**Task requirements**
Write out the listing beneath this instruction in its entirety, exactly as it reads.

-------- Data lines --------

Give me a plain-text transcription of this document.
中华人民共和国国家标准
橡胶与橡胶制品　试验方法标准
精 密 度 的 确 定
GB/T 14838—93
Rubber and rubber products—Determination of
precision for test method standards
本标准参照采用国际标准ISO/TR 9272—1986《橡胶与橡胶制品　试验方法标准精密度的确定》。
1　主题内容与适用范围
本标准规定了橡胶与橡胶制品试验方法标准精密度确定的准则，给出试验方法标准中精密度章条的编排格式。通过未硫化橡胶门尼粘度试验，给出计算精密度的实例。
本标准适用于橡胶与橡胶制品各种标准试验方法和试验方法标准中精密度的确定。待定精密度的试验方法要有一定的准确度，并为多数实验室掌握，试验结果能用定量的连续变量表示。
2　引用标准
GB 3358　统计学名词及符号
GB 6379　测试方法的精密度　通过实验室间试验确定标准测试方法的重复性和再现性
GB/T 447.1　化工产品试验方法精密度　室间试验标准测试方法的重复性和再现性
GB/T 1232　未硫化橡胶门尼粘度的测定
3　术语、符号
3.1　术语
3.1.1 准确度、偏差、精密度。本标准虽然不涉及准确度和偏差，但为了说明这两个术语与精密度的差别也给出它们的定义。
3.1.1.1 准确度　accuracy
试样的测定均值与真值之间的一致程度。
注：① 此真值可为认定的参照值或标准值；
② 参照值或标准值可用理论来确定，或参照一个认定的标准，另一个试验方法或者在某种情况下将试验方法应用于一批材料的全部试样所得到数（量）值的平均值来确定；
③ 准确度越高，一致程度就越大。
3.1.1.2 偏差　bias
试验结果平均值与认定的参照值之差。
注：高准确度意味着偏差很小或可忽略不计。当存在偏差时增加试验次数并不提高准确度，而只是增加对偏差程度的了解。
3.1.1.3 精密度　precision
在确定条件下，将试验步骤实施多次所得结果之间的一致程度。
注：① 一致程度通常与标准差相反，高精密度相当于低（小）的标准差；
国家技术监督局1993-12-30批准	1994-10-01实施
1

--------

**Reply**
Give me a plain-text transcription of this document.
中华人民共和国国家标准
橡胶与橡胶制品　试验方法标准
精 密 度 的 确 定
GB/T 14838—93
Rubber and rubber products—Determination of
precision for test method standards
本标准参照采用国际标准ISO/TR 9272—1986《橡胶与橡胶制品　试验方法标准精密度的确定》。
1　主题内容与适用范围
本标准规定了橡胶与橡胶制品试验方法标准精密度确定的准则，给出试验方法标准中精密度章条的编排格式。通过未硫化橡胶门尼粘度试验，给出计算精密度的实例。
本标准适用于橡胶与橡胶制品各种标准试验方法和试验方法标准中精密度的确定。待定精密度的试验方法要有一定的准确度，并为多数实验室掌握，试验结果能用定量的连续变量表示。
2　引用标准
GB 3358　统计学名词及符号
GB 6379　测试方法的精密度　通过实验室间试验确定标准测试方法的重复性和再现性
GB/T 447.1　化工产品试验方法精密度　室间试验标准测试方法的重复性和再现性
GB/T 1232　未硫化橡胶门尼粘度的测定
3　术语、符号
3.1　术语
3.1.1 准确度、偏差、精密度。本标准虽然不涉及准确度和偏差，但为了说明这两个术语与精密度的差别也给出它们的定义。
3.1.1.1 准确度　accuracy
试样的测定均值与真值之间的一致程度。
注：① 此真值可为认定的参照值或标准值；
② 参照值或标准值可用理论来确定，或参照一个认定的标准，另一个试验方法或者在某种情况下将试验方法应用于一批材料的全部试样所得到数（量）值的平均值来确定；
③ 准确度越高，一致程度就越大。
3.1.1.2 偏差　bias
试验结果平均值与认定的参照值之差。
注：高准确度意味着偏差很小或可忽略不计。当存在偏差时增加试验次数并不提高准确度，而只是增加对偏差程度的了解。
3.1.1.3 精密度　precision
在确定条件下，将试验步骤实施多次所得结果之间的一致程度。
注：① 一致程度通常与标准差相反，高精密度相当于低（小）的标准差；
国家技术监督局1993-12-30批准	1994-10-01实施
1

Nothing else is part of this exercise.